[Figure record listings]
|---|

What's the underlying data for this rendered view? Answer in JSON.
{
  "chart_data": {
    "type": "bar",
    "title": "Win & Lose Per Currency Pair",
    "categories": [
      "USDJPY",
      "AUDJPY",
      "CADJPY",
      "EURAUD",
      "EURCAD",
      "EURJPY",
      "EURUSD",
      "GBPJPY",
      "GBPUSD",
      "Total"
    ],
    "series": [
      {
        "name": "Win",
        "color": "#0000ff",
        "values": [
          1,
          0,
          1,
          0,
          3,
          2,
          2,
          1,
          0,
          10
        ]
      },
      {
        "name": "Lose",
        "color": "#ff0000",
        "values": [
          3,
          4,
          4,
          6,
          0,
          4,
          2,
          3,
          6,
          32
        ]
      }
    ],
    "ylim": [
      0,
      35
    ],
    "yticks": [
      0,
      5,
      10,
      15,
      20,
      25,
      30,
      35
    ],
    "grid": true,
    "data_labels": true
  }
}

|---|

[Exercise]: Filter out every line that lacks the word "Lose", and copy the rest.

[The reply]:
    "title": "Win & Lose Per Currency Pair",
        "name": "Lose",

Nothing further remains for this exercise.